* Source extract:
╔══

Chronology Current Month Current Thread Current Date
[Year List] [Month List (current year)] [Date Index] [Thread Index] [Thread Prev] [Thread Next] [Date Prev] [Date Next]

[Phys-l] SET's Are Not Valid Gauges of Teaching Performance



If you reply to this long (23 kB) post please don't hit the reply button unless you prune the copy of this post that may appear in your reply down to a few relevant lines, otherwise the entire already archived post may be needlessly resent to subscribers.

******************************************
ABSTRACT: It is argued that if universities value teaching that leads to student higher-level learning, then student evaluations of teaching (SET's) do NOT afford valid evidence of teaching performance. Instead, institutions should consider the DIRECT measure of students' higher-level *domain-specific* learning through pre/post testing using (a) valid and consistently reliable tests *devised by disciplinary experts*, and (b) traditional courses as controls.
******************************************

In response to an ASSESS/POD post of 7 Jun 2006 by Richard Lyons (2006) titled "Adjunct Faculty: Improving Results," Dan Tompkins (2006), in his ASSESS post of 7 Jun 2006 08:37:20-0400 wrote [bracketed by lines "TTTTTTTTT. . . . ."; my CAPS]:

TTTTTTTTTTTTTTTTTTTTTTTTTTTTTTTTTTTTTTTTT
In this context, it might be of interest to this list that we've begun a study of adjunct teaching effectiveness at Temple University. Assessing performance of large cohorts of faculty is always a challenge, but I think this may have a pay-off. Basically, we looked at teacher performance over a full year in two large programs, USING THE QUESTIONS ON OUR UNIVERSITY-WIDE STUDENT EVALUATION FORMS FOR WHICH KENNETH FELDMAN HAD DEMONSTRATED CORRELATIONS WITH "STUDENT ACHIEVEMENT," I.E. STUDENT LEARNING.Our sample included over 500 sections, so individual anomalies didn't play much of a role.
. . . . . . . . . . . . . . . . . . . .
. . . . . . . . . . . . . . . . . . . .
One conclusion is that conditions of work play a huge role in affecting performance. This should not seem a surprise, but for the anecdotal claims one hears that "adjuncts teach as well as anyone else." They can, but they don't, always, and such claims require the immediate response: "what's your evidence?"
It is very interesting that student evaluations, which can be an instrument of surveillance and control, also enable analysis that can be used for progressive ends. Any institution can probably do something like it.

╚══

* Prompt A:
Answer these questions from the SET post, each on its own line:
(i) What size does the post give for itself in its opening note?
(ii) What does the abstract propose as controls for pre/post testing?
(iii) How many sections did the Temple University sample include?

* Dataset extract:
╔══

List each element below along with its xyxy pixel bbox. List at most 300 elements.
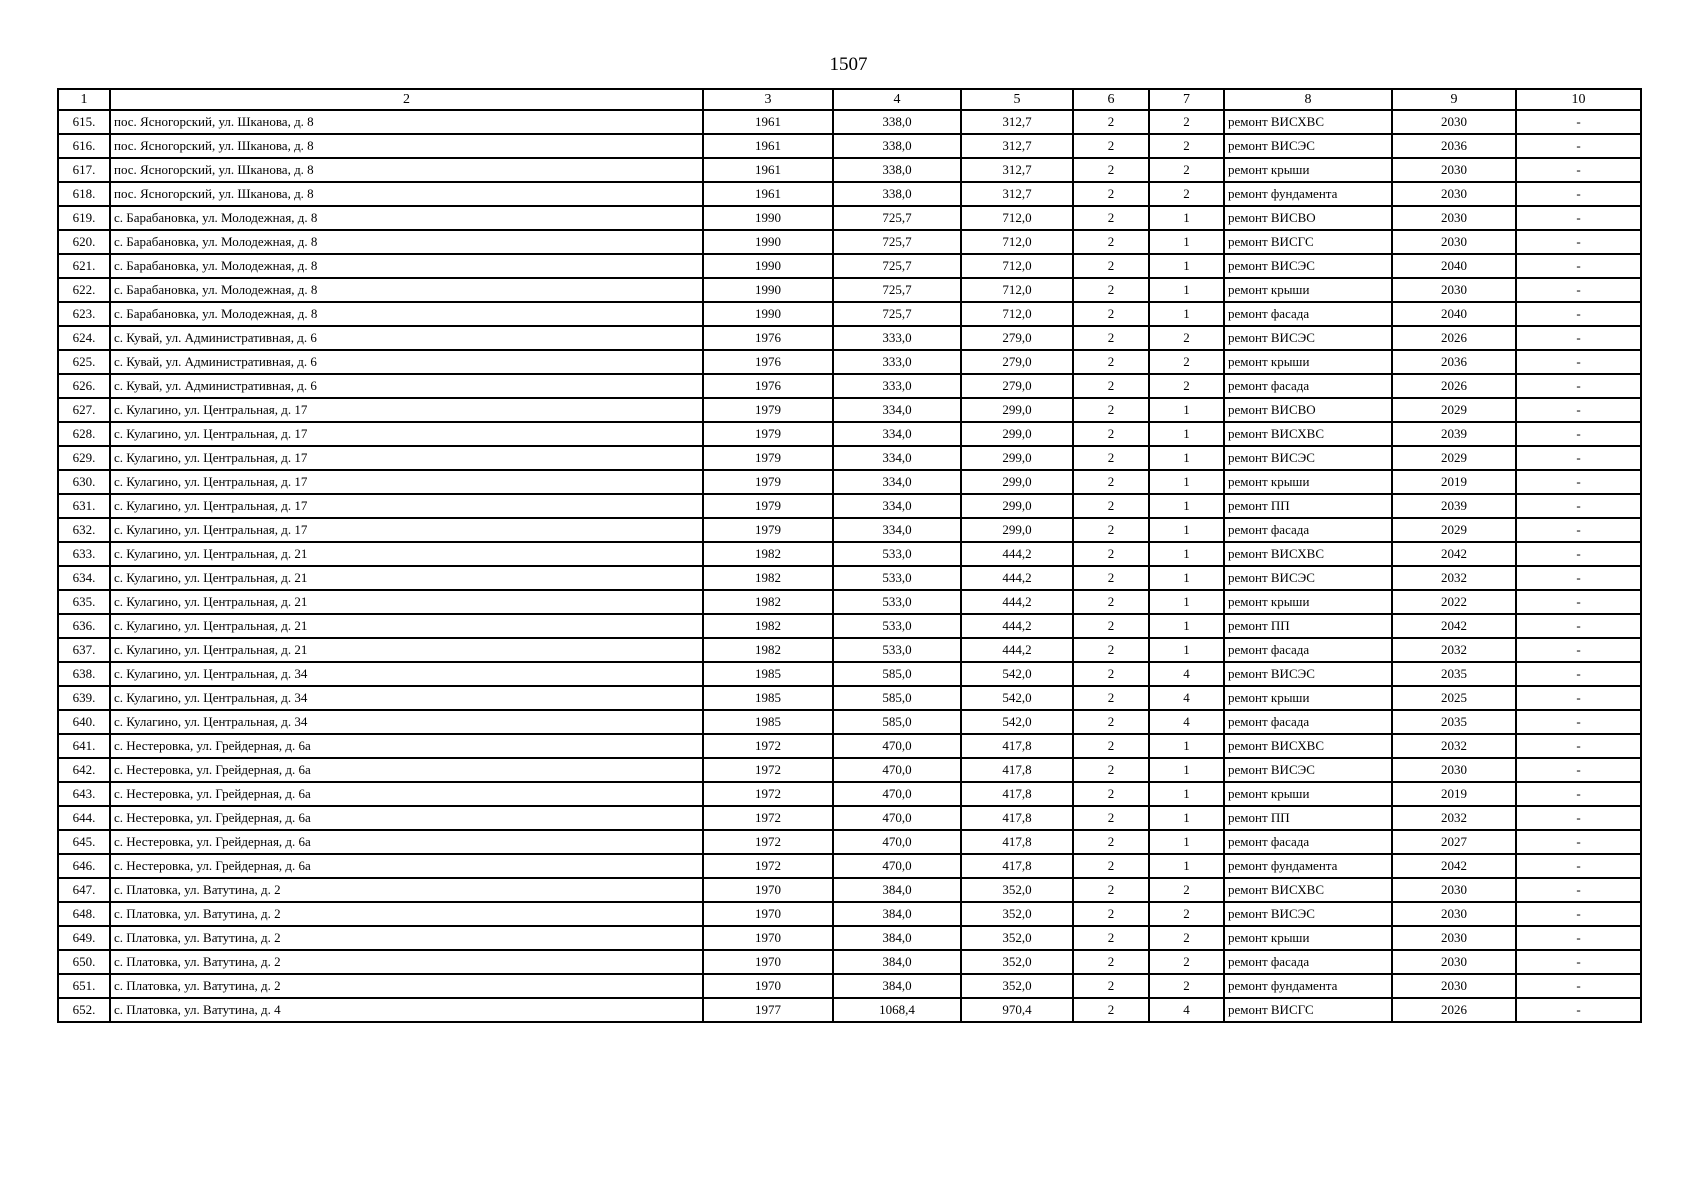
col6-cell: 2 bbox=[1073, 806, 1149, 830]
living-area-cell: 712,0 bbox=[961, 254, 1073, 278]
col10-cell: - bbox=[1516, 374, 1641, 398]
year-cell: 1961 bbox=[703, 110, 833, 134]
planned-year-cell: 2026 bbox=[1392, 326, 1516, 350]
table-row bbox=[58, 350, 1641, 374]
year-cell: 1972 bbox=[703, 806, 833, 830]
table-row bbox=[58, 230, 1641, 254]
year-cell: 1970 bbox=[703, 926, 833, 950]
year-cell: 1979 bbox=[703, 494, 833, 518]
total-area-cell: 470,0 bbox=[833, 830, 961, 854]
col6-cell: 2 bbox=[1073, 110, 1149, 134]
work-type-cell: ремонт ВИСГС bbox=[1224, 998, 1392, 1022]
col7-cell: 1 bbox=[1149, 542, 1224, 566]
living-area-cell: 299,0 bbox=[961, 470, 1073, 494]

╚══

* Prompt B:
Rewrite the entries of Block 1 with "table-row" changed to "data-row" wherever it occurs, keeping all else the same. Omit the picture from your answer.

* Written reply A:
(i) 23 kB
(ii) Traditional courses
(iii) Over 500 sections

* Written reply B:
List each element below along with its xyxy pixel bbox. List at most 300 elements.
col6-cell: 2 bbox=[1073, 806, 1149, 830]
living-area-cell: 712,0 bbox=[961, 254, 1073, 278]
col10-cell: - bbox=[1516, 374, 1641, 398]
year-cell: 1961 bbox=[703, 110, 833, 134]
planned-year-cell: 2026 bbox=[1392, 326, 1516, 350]
data-row bbox=[58, 350, 1641, 374]
year-cell: 1972 bbox=[703, 806, 833, 830]
data-row bbox=[58, 230, 1641, 254]
year-cell: 1970 bbox=[703, 926, 833, 950]
year-cell: 1979 bbox=[703, 494, 833, 518]
total-area-cell: 470,0 bbox=[833, 830, 961, 854]
col6-cell: 2 bbox=[1073, 110, 1149, 134]
work-type-cell: ремонт ВИСГС bbox=[1224, 998, 1392, 1022]
col7-cell: 1 bbox=[1149, 542, 1224, 566]
living-area-cell: 299,0 bbox=[961, 470, 1073, 494]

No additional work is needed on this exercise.